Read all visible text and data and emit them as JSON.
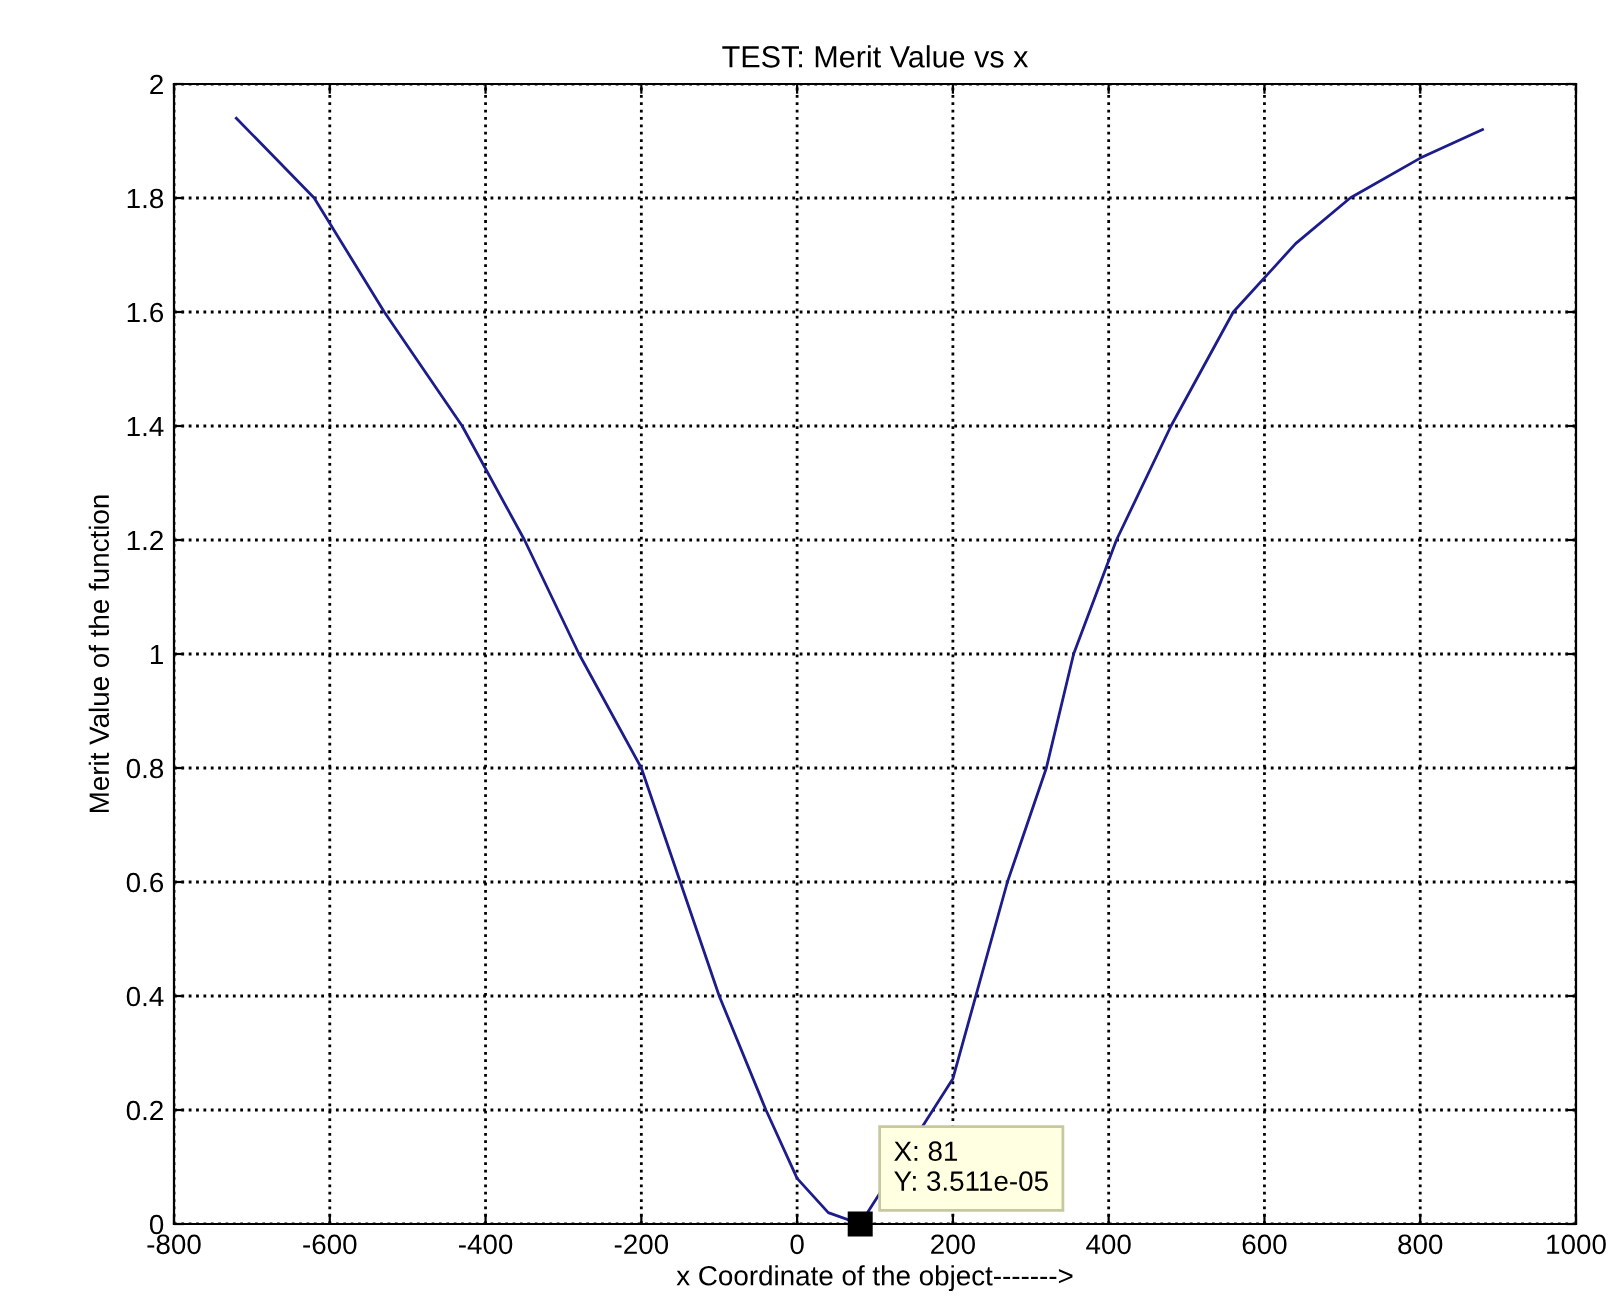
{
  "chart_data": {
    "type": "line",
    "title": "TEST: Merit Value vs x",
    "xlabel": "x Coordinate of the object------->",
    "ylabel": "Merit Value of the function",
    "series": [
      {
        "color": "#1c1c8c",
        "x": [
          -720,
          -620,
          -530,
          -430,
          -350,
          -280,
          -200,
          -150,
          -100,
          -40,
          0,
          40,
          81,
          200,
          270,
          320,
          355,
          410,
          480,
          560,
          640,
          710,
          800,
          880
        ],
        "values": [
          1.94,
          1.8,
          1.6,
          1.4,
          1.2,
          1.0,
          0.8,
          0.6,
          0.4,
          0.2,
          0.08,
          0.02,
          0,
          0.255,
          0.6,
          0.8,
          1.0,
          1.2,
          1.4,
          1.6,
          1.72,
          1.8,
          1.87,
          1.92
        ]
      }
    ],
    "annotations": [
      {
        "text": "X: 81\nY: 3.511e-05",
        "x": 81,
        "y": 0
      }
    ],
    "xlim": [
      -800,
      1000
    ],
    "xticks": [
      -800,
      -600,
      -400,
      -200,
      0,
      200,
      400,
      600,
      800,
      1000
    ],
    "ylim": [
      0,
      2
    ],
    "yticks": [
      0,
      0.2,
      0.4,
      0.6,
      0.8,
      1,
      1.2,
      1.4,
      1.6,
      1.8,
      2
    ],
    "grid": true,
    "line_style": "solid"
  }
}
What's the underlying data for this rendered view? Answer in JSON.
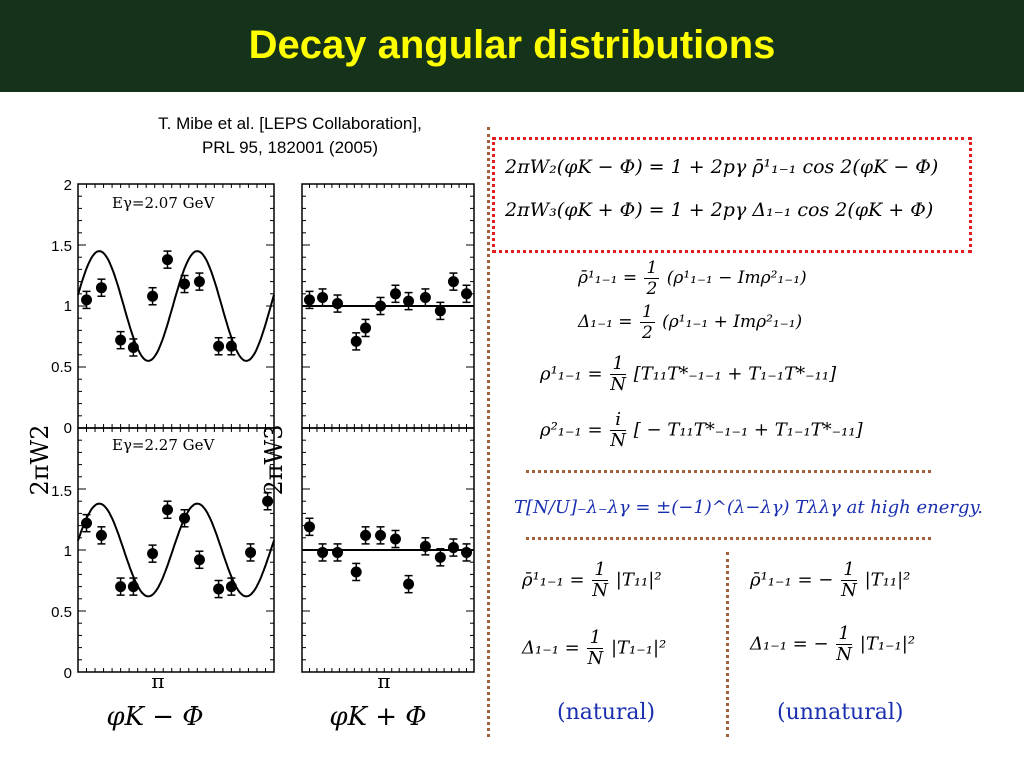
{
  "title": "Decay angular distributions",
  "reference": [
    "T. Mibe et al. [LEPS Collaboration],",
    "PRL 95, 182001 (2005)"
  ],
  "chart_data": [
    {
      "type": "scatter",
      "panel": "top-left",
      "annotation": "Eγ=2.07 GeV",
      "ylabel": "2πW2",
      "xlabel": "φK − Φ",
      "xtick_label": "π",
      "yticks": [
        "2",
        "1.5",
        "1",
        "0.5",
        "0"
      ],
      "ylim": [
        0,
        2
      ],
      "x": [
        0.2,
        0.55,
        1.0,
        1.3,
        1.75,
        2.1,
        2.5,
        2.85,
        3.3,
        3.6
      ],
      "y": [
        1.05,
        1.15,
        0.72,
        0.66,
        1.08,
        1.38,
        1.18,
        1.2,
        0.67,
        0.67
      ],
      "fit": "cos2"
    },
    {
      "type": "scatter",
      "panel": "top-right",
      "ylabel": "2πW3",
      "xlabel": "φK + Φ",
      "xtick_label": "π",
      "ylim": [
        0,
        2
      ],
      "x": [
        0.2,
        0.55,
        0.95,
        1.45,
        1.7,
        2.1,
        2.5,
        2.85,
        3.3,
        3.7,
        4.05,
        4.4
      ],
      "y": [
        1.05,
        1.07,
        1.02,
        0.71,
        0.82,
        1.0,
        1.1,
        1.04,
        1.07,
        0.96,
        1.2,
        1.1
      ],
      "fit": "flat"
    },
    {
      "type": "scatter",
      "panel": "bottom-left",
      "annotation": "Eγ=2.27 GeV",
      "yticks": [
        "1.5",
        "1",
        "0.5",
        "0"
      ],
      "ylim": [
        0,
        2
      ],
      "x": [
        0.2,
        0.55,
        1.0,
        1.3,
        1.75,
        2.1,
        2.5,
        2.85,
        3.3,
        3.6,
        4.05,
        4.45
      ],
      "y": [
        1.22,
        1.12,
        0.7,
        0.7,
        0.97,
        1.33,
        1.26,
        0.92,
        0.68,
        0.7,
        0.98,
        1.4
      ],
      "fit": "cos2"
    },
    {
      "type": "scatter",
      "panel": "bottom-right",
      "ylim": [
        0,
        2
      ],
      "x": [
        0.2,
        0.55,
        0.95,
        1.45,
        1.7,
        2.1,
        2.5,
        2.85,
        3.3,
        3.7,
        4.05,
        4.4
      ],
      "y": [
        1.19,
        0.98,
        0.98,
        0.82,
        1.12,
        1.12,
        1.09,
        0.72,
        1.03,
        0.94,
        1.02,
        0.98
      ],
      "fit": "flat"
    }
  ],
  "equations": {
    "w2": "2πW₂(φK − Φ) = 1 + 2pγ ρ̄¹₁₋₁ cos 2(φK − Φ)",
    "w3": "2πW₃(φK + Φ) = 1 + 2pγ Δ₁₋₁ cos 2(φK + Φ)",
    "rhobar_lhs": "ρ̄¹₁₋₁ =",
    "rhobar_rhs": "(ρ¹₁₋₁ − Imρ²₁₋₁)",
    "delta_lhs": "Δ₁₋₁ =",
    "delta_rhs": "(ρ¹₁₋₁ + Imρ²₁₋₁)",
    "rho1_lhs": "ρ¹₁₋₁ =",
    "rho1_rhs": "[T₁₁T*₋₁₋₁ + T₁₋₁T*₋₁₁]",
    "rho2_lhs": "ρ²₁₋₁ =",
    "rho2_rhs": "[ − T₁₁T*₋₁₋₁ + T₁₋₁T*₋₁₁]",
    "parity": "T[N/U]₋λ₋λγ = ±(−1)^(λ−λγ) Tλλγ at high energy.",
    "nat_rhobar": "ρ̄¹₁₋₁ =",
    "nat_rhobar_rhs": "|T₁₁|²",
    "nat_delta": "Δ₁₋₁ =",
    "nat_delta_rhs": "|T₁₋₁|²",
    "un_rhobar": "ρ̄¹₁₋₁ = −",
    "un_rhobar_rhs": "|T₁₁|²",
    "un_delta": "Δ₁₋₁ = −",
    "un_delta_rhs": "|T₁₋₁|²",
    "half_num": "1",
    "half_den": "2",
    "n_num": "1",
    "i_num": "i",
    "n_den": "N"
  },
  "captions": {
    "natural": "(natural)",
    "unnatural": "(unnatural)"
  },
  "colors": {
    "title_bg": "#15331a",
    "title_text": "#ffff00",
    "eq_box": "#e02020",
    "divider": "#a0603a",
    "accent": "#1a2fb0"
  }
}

:::

§ PROBLEM TO WORK ON
Pull out each line holding the string "Merit".

§ ANSWER TO THE TASK
    "title": "TEST: Merit Value vs x",
    "ylabel": "Merit Value of the function",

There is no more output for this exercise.